Read the data and repeat all of it exactly.

+++ MATERIAL PROVIDED

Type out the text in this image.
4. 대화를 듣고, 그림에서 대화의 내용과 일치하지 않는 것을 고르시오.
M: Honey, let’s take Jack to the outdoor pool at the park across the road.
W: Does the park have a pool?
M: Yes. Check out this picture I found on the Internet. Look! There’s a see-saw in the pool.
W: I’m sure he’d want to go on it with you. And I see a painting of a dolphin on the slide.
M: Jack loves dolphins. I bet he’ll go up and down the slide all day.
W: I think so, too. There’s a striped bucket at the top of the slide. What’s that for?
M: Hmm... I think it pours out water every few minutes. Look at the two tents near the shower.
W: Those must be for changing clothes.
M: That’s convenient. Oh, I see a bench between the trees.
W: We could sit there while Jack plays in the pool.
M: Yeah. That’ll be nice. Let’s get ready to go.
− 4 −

++++++

▶ [EXERCISE ANSWER]
Type out the text in this image.
4. 대화를 듣고, 그림에서 대화의 내용과 일치하지 않는 것을 고르시오.
M: Honey, let’s take Jack to the outdoor pool at the park across the road.
W: Does the park have a pool?
M: Yes. Check out this picture I found on the Internet. Look! There’s a see-saw in the pool.
W: I’m sure he’d want to go on it with you. And I see a painting of a dolphin on the slide.
M: Jack loves dolphins. I bet he’ll go up and down the slide all day.
W: I think so, too. There’s a striped bucket at the top of the slide. What’s that for?
M: Hmm... I think it pours out water every few minutes. Look at the two tents near the shower.
W: Those must be for changing clothes.
M: That’s convenient. Oh, I see a bench between the trees.
W: We could sit there while Jack plays in the pool.
M: Yeah. That’ll be nice. Let’s get ready to go.
− 4 −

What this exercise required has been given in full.